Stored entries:
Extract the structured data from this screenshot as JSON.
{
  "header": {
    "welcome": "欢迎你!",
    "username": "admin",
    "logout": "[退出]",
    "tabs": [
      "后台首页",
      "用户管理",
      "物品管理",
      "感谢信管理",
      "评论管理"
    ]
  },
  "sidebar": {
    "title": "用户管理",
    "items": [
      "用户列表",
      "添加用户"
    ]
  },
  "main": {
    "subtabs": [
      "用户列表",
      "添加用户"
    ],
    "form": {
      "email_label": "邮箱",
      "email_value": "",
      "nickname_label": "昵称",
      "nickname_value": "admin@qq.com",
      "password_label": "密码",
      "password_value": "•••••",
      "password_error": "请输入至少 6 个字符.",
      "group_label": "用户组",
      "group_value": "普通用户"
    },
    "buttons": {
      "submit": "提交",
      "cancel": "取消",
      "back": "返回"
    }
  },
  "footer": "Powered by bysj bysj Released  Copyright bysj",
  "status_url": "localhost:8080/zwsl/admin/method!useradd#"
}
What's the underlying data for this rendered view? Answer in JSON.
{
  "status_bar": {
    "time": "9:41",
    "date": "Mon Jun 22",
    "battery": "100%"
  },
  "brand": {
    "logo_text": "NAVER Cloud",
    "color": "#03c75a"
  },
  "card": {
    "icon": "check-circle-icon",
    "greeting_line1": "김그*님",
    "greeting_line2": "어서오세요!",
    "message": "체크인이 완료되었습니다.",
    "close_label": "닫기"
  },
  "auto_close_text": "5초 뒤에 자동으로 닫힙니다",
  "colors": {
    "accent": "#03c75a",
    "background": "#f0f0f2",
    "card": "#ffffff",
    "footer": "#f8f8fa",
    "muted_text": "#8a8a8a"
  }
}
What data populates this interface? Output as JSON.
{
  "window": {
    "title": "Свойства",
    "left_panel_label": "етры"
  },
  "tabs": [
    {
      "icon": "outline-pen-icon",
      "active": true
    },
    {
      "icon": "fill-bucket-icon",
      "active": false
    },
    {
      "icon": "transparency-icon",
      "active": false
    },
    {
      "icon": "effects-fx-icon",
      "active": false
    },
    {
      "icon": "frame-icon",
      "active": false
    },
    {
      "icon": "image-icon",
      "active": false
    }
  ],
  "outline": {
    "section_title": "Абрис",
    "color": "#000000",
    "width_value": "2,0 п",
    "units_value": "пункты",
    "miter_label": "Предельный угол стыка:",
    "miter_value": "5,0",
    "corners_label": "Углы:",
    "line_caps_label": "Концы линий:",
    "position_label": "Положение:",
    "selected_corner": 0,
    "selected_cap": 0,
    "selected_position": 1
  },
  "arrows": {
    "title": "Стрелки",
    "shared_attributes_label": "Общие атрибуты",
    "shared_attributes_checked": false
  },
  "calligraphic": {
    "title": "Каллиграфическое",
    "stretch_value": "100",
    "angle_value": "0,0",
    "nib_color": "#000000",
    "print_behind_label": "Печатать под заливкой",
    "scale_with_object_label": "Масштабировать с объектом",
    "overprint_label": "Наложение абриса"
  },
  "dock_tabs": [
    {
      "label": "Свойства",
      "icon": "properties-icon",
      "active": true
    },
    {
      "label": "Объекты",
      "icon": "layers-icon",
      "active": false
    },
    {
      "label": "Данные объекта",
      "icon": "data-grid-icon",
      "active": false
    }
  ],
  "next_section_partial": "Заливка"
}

Description of the task: All of the data needs to be reproduced exactly, with no line missing.

Exercise solution:
Extract the structured data from this screenshot as JSON.
{
  "header": {
    "welcome": "欢迎你!",
    "username": "admin",
    "logout": "[退出]",
    "tabs": [
      "后台首页",
      "用户管理",
      "物品管理",
      "感谢信管理",
      "评论管理"
    ]
  },
  "sidebar": {
    "title": "用户管理",
    "items": [
      "用户列表",
      "添加用户"
    ]
  },
  "main": {
    "subtabs": [
      "用户列表",
      "添加用户"
    ],
    "form": {
      "email_label": "邮箱",
      "email_value": "",
      "nickname_label": "昵称",
      "nickname_value": "admin@qq.com",
      "password_label": "密码",
      "password_value": "•••••",
      "password_error": "请输入至少 6 个字符.",
      "group_label": "用户组",
      "group_value": "普通用户"
    },
    "buttons": {
      "submit": "提交",
      "cancel": "取消",
      "back": "返回"
    }
  },
  "footer": "Powered by bysj bysj Released  Copyright bysj",
  "status_url": "localhost:8080/zwsl/admin/method!useradd#"
}
What's the underlying data for this rendered view? Answer in JSON.
{
  "status_bar": {
    "time": "9:41",
    "date": "Mon Jun 22",
    "battery": "100%"
  },
  "brand": {
    "logo_text": "NAVER Cloud",
    "color": "#03c75a"
  },
  "card": {
    "icon": "check-circle-icon",
    "greeting_line1": "김그*님",
    "greeting_line2": "어서오세요!",
    "message": "체크인이 완료되었습니다.",
    "close_label": "닫기"
  },
  "auto_close_text": "5초 뒤에 자동으로 닫힙니다",
  "colors": {
    "accent": "#03c75a",
    "background": "#f0f0f2",
    "card": "#ffffff",
    "footer": "#f8f8fa",
    "muted_text": "#8a8a8a"
  }
}
What data populates this interface? Output as JSON.
{
  "window": {
    "title": "Свойства",
    "left_panel_label": "етры"
  },
  "tabs": [
    {
      "icon": "outline-pen-icon",
      "active": true
    },
    {
      "icon": "fill-bucket-icon",
      "active": false
    },
    {
      "icon": "transparency-icon",
      "active": false
    },
    {
      "icon": "effects-fx-icon",
      "active": false
    },
    {
      "icon": "frame-icon",
      "active": false
    },
    {
      "icon": "image-icon",
      "active": false
    }
  ],
  "outline": {
    "section_title": "Абрис",
    "color": "#000000",
    "width_value": "2,0 п",
    "units_value": "пункты",
    "miter_label": "Предельный угол стыка:",
    "miter_value": "5,0",
    "corners_label": "Углы:",
    "line_caps_label": "Концы линий:",
    "position_label": "Положение:",
    "selected_corner": 0,
    "selected_cap": 0,
    "selected_position": 1
  },
  "arrows": {
    "title": "Стрелки",
    "shared_attributes_label": "Общие атрибуты",
    "shared_attributes_checked": false
  },
  "calligraphic": {
    "title": "Каллиграфическое",
    "stretch_value": "100",
    "angle_value": "0,0",
    "nib_color": "#000000",
    "print_behind_label": "Печатать под заливкой",
    "scale_with_object_label": "Масштабировать с объектом",
    "overprint_label": "Наложение абриса"
  },
  "dock_tabs": [
    {
      "label": "Свойства",
      "icon": "properties-icon",
      "active": true
    },
    {
      "label": "Объекты",
      "icon": "layers-icon",
      "active": false
    },
    {
      "label": "Данные объекта",
      "icon": "data-grid-icon",
      "active": false
    }
  ],
  "next_section_partial": "Заливка"
}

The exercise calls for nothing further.